TASK REQUIREMENTS: Would you set down the data below exactly as shown?

EXTRACTED DATA:
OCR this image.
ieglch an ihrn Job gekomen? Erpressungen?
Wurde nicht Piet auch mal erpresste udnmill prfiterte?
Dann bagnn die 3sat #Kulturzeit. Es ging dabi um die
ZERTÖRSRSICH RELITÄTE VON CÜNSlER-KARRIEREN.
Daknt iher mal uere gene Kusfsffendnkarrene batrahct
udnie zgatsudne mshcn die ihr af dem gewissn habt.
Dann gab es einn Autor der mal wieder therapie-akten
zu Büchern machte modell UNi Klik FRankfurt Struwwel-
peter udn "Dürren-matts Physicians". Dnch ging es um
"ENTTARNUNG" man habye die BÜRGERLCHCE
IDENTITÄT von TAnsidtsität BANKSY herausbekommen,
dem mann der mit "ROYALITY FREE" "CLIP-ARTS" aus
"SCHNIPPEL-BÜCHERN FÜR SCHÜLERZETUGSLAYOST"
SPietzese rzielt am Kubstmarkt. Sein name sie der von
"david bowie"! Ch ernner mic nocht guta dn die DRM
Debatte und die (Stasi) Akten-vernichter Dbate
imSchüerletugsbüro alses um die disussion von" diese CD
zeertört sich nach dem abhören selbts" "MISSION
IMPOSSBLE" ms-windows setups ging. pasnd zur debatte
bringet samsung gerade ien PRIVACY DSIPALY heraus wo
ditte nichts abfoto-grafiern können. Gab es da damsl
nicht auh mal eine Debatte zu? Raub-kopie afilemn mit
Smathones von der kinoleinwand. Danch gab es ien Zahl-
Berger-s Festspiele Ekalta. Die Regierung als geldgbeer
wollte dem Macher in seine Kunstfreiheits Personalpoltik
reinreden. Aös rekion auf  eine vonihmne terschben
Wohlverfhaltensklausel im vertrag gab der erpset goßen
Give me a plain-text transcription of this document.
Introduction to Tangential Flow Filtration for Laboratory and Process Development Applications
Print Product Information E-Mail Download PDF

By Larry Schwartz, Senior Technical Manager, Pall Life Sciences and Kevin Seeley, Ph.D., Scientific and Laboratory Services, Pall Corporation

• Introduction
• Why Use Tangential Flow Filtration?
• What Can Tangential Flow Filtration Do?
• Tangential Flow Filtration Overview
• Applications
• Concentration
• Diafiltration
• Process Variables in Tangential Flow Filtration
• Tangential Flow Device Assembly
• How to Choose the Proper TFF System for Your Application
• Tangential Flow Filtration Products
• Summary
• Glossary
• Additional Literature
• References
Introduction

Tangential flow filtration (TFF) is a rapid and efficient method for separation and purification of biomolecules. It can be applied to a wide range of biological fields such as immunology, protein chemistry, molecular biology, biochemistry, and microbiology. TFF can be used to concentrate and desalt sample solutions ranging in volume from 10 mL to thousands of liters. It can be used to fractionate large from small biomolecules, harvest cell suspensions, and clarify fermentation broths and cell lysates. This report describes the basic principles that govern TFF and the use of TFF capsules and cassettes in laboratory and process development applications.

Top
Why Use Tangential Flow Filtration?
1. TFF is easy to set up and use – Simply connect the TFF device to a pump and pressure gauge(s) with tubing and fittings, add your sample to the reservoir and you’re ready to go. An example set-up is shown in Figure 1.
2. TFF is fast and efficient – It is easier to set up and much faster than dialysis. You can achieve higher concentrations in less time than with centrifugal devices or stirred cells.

TASK RESPONSE:
OCR this image.
ieglch an ihrn Job gekomen? Erpressungen?
Wurde nicht Piet auch mal erpresste udnmill prfiterte?
Dann bagnn die 3sat #Kulturzeit. Es ging dabi um die
ZERTÖRSRSICH RELITÄTE VON CÜNSlER-KARRIEREN.
Daknt iher mal uere gene Kusfsffendnkarrene batrahct
udnie zgatsudne mshcn die ihr af dem gewissn habt.
Dann gab es einn Autor der mal wieder therapie-akten
zu Büchern machte modell UNi Klik FRankfurt Struwwel-
peter udn "Dürren-matts Physicians". Dnch ging es um
"ENTTARNUNG" man habye die BÜRGERLCHCE
IDENTITÄT von TAnsidtsität BANKSY herausbekommen,
dem mann der mit "ROYALITY FREE" "CLIP-ARTS" aus
"SCHNIPPEL-BÜCHERN FÜR SCHÜLERZETUGSLAYOST"
SPietzese rzielt am Kubstmarkt. Sein name sie der von
"david bowie"! Ch ernner mic nocht guta dn die DRM
Debatte und die (Stasi) Akten-vernichter Dbate
imSchüerletugsbüro alses um die disussion von" diese CD
zeertört sich nach dem abhören selbts" "MISSION
IMPOSSBLE" ms-windows setups ging. pasnd zur debatte
bringet samsung gerade ien PRIVACY DSIPALY heraus wo
ditte nichts abfoto-grafiern können. Gab es da damsl
nicht auh mal eine Debatte zu? Raub-kopie afilemn mit
Smathones von der kinoleinwand. Danch gab es ien Zahl-
Berger-s Festspiele Ekalta. Die Regierung als geldgbeer
wollte dem Macher in seine Kunstfreiheits Personalpoltik
reinreden. Aös rekion auf  eine vonihmne terschben
Wohlverfhaltensklausel im vertrag gab der erpset goßen
Give me a plain-text transcription of this document.
Introduction to Tangential Flow Filtration for Laboratory and Process Development Applications
Print Product Information E-Mail Download PDF

By Larry Schwartz, Senior Technical Manager, Pall Life Sciences and Kevin Seeley, Ph.D., Scientific and Laboratory Services, Pall Corporation

• Introduction
• Why Use Tangential Flow Filtration?
• What Can Tangential Flow Filtration Do?
• Tangential Flow Filtration Overview
• Applications
• Concentration
• Diafiltration
• Process Variables in Tangential Flow Filtration
• Tangential Flow Device Assembly
• How to Choose the Proper TFF System for Your Application
• Tangential Flow Filtration Products
• Summary
• Glossary
• Additional Literature
• References
Introduction

Tangential flow filtration (TFF) is a rapid and efficient method for separation and purification of biomolecules. It can be applied to a wide range of biological fields such as immunology, protein chemistry, molecular biology, biochemistry, and microbiology. TFF can be used to concentrate and desalt sample solutions ranging in volume from 10 mL to thousands of liters. It can be used to fractionate large from small biomolecules, harvest cell suspensions, and clarify fermentation broths and cell lysates. This report describes the basic principles that govern TFF and the use of TFF capsules and cassettes in laboratory and process development applications.

Top
Why Use Tangential Flow Filtration?
1. TFF is easy to set up and use – Simply connect the TFF device to a pump and pressure gauge(s) with tubing and fittings, add your sample to the reservoir and you’re ready to go. An example set-up is shown in Figure 1.
2. TFF is fast and efficient – It is easier to set up and much faster than dialysis. You can achieve higher concentrations in less time than with centrifugal devices or stirred cells.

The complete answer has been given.